• _TASK BRIEF_
Give the number of lines that contain the string "Create", and nothing else.

#####

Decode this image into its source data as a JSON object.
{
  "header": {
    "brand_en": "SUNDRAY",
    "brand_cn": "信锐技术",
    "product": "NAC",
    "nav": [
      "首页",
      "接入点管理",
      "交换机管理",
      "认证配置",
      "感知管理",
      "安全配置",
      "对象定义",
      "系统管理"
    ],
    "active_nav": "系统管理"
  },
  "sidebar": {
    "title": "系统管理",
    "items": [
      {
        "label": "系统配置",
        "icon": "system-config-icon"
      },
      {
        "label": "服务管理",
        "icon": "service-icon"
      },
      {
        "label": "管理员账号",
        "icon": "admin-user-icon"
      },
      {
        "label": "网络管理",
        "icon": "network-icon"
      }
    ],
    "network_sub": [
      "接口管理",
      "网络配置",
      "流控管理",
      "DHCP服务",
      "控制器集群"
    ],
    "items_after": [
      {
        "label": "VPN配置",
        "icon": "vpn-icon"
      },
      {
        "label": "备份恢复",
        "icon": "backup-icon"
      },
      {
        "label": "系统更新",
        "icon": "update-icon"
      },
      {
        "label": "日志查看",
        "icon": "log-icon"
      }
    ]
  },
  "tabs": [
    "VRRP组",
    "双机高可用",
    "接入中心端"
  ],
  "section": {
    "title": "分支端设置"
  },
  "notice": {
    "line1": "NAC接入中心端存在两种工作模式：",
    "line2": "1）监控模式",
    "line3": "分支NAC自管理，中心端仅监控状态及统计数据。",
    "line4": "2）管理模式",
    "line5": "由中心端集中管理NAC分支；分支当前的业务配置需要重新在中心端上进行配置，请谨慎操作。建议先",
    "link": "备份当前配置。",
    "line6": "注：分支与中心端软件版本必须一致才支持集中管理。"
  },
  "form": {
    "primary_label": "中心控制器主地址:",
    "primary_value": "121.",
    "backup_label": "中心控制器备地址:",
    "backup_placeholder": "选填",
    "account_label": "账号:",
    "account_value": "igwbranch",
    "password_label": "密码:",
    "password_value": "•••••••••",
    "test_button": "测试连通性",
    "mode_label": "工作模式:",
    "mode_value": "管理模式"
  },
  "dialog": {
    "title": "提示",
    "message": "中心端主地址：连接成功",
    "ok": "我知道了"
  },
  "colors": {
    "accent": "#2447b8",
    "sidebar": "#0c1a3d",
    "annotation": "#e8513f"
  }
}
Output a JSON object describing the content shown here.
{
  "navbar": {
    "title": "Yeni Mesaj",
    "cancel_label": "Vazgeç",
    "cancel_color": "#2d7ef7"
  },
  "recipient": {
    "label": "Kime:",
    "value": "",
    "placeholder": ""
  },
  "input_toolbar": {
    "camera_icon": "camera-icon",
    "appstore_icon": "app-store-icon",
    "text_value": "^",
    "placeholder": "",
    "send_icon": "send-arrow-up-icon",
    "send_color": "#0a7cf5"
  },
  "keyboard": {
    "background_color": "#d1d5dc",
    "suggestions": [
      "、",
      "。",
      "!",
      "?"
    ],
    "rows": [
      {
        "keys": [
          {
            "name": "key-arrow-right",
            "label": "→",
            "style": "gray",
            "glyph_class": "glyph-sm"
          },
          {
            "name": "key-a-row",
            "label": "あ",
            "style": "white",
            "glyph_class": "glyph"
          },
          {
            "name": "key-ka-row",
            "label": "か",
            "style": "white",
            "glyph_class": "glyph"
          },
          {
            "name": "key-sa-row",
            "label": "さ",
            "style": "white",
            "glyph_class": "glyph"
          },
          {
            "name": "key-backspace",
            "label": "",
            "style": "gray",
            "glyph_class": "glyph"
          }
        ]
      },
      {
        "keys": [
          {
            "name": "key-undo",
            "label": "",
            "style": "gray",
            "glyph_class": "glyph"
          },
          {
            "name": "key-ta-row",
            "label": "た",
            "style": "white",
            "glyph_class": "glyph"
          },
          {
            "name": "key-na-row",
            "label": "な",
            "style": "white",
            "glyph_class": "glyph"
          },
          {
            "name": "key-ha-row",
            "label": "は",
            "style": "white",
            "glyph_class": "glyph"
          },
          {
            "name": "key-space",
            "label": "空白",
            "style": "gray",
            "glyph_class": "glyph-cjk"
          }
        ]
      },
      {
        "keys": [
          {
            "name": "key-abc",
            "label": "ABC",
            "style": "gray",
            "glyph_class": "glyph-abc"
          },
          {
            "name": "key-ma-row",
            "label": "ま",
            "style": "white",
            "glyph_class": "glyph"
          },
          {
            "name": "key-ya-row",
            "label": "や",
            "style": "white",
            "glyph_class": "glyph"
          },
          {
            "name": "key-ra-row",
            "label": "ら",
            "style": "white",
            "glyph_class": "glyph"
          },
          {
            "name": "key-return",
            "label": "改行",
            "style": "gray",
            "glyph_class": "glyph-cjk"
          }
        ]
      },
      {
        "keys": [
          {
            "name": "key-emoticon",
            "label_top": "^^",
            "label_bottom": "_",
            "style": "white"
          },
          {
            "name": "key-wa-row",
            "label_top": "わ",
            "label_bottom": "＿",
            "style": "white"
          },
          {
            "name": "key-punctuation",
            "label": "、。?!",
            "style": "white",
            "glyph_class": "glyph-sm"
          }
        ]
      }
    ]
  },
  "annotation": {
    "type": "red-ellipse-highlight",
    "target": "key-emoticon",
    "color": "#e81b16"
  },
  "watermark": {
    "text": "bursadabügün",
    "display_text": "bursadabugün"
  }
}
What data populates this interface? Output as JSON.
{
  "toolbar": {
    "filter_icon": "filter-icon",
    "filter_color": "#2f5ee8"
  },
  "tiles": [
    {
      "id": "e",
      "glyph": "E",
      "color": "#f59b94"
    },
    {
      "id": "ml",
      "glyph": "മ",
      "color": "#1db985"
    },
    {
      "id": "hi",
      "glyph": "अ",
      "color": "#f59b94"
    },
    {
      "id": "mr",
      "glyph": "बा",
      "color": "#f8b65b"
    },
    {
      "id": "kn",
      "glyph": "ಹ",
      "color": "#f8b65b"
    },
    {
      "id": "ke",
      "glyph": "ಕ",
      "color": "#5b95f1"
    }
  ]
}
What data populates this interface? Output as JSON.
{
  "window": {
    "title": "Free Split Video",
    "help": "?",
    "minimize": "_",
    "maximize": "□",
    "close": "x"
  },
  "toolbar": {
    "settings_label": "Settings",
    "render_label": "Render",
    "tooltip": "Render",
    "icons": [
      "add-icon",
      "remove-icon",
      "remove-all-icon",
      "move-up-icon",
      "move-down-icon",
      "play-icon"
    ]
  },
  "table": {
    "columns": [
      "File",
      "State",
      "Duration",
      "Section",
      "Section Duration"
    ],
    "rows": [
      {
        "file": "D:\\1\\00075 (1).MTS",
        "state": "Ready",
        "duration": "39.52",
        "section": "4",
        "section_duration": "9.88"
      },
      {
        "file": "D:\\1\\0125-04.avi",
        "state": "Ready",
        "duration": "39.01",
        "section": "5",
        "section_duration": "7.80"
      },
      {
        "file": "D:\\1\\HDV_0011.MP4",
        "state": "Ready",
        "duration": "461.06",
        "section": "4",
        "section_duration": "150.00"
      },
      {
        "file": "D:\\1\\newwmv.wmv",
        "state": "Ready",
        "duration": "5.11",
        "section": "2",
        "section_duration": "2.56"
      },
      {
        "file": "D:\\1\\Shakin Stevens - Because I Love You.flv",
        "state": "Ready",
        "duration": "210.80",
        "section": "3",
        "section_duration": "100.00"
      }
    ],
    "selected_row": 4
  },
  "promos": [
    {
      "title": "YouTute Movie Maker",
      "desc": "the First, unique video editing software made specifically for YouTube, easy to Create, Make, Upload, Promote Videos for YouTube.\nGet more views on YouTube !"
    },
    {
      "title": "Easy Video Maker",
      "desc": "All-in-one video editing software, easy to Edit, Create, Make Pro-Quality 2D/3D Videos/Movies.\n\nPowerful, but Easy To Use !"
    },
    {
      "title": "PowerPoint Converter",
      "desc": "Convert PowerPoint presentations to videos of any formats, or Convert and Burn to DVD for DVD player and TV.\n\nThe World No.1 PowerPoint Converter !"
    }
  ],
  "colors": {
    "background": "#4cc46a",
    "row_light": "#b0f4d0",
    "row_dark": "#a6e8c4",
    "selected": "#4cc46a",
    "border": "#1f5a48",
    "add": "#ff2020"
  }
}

#####

• _OUTPUT OF THE EXERCISE_
2